## BEGIN Records to process

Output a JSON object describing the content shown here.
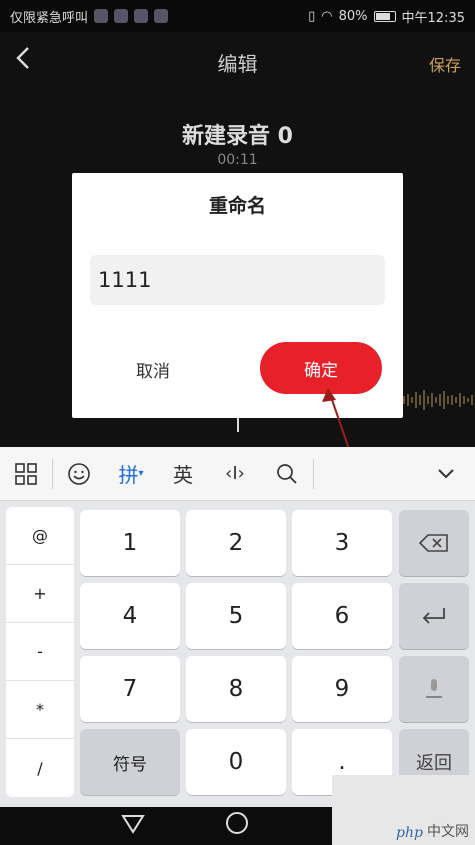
{
  "status_bar": {
    "left_text": "仅限紧急呼叫",
    "battery": "80%",
    "time": "中午12:35"
  },
  "header": {
    "title": "编辑",
    "save_label": "保存"
  },
  "recording": {
    "name": "新建录音 0",
    "duration": "00:11"
  },
  "dialog": {
    "title": "重命名",
    "input_value": "1111",
    "cancel_label": "取消",
    "ok_label": "确定"
  },
  "keyboard": {
    "toolbar": {
      "pinyin": "拼",
      "english": "英"
    },
    "symbols": [
      "@",
      "+",
      "-",
      "*",
      "/"
    ],
    "digits": [
      "1",
      "2",
      "3",
      "4",
      "5",
      "6",
      "7",
      "8",
      "9",
      "0"
    ],
    "symbol_key": "符号",
    "dot_key": ".",
    "return_key": "返回"
  },
  "watermark": {
    "logo": "php",
    "text": "中文网"
  },
  "colors": {
    "accent_red": "#e8202a",
    "save_gold": "#c9a15a",
    "kbd_blue": "#1e6fd9"
  }
}
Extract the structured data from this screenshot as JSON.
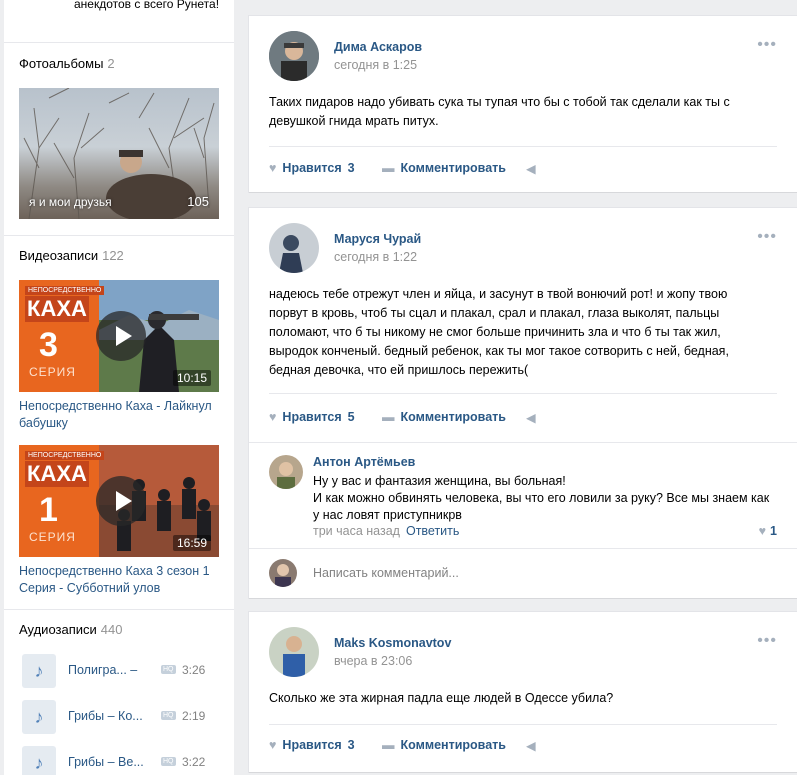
{
  "sidebar": {
    "top_text": "анекдотов с всего Рунета!",
    "photos": {
      "label": "Фотоальбомы",
      "count": "2",
      "album_caption": "я и мои друзья",
      "album_count": "105"
    },
    "videos": {
      "label": "Видеозаписи",
      "count": "122",
      "items": [
        {
          "brand_small": "НЕПОСРЕДСТВЕННО",
          "brand": "КАХА",
          "number": "3",
          "seria": "СЕРИЯ",
          "duration": "10:15",
          "title": "Непосредственно Каха - Лайкнул бабушку"
        },
        {
          "brand_small": "НЕПОСРЕДСТВЕННО",
          "brand": "КАХА",
          "number": "1",
          "seria": "СЕРИЯ",
          "duration": "16:59",
          "title": "Непосредственно Каха 3 сезон 1 Серия - Субботний улов"
        }
      ]
    },
    "audio": {
      "label": "Аудиозаписи",
      "count": "440",
      "items": [
        {
          "title": "Полигра... –",
          "hq": "HQ",
          "time": "3:26"
        },
        {
          "title": "Грибы – Ко...",
          "hq": "HQ",
          "time": "2:19"
        },
        {
          "title": "Грибы – Ве...",
          "hq": "HQ",
          "time": "3:22"
        }
      ]
    }
  },
  "posts": [
    {
      "author": "Дима Аскаров",
      "date": "сегодня в 1:25",
      "text": "Таких пидаров надо убивать сука ты тупая что бы с тобой так сделали как ты с девушкой гнида мрать питух.",
      "like_label": "Нравится",
      "likes": "3",
      "comment_label": "Комментировать"
    },
    {
      "author": "Маруся Чурай",
      "date": "сегодня в 1:22",
      "text": "надеюсь тебе отрежут член и яйца, и засунут в твой вонючий рот! и жопу твою порвут в кровь, чтоб ты сцал и плакал, срал и плакал, глаза выколят, пальцы поломают, что б ты никому не смог больше причинить зла и что б ты так жил, выродок конченый. бедный ребенок, как ты мог такое сотворить с ней, бедная, бедная девочка, что ей пришлось пережить(",
      "like_label": "Нравится",
      "likes": "5",
      "comment_label": "Комментировать",
      "comment": {
        "author": "Антон Артёмьев",
        "text": "Ну у вас и фантазия женщина, вы больная!\nИ как можно обвинять человека, вы что его ловили за руку? Все мы знаем как у нас ловят приступникрв",
        "time": "три часа назад",
        "reply": "Ответить",
        "likes": "1"
      },
      "write_placeholder": "Написать комментарий..."
    },
    {
      "author": "Maks Kosmonavtov",
      "date": "вчера в 23:06",
      "text": "Сколько же эта жирная падла еще людей в Одессе убила?",
      "like_label": "Нравится",
      "likes": "3",
      "comment_label": "Комментировать"
    }
  ],
  "icons": {
    "more": "more-dots-icon",
    "heart": "heart-icon",
    "comment": "comment-icon",
    "share": "share-icon",
    "note": "music-note-icon",
    "play": "play-icon"
  },
  "colors": {
    "link": "#2a5885",
    "muted": "#939393",
    "background": "#edeef0",
    "orange": "#e8661f"
  }
}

## END Records to process

▸ **What you need to do**:
Look through the entries above and list every line containing "title".

▸ **Answer below**:
    "title": "编辑",
    "title": "重命名",
          "title": "Непосредственно Каха - Лайкнул бабушку"
          "title": "Непосредственно Каха 3 сезон 1 Серия - Субботний улов"
          "title": "Полигра... –",
          "title": "Грибы – Ко...",
          "title": "Грибы – Ве...",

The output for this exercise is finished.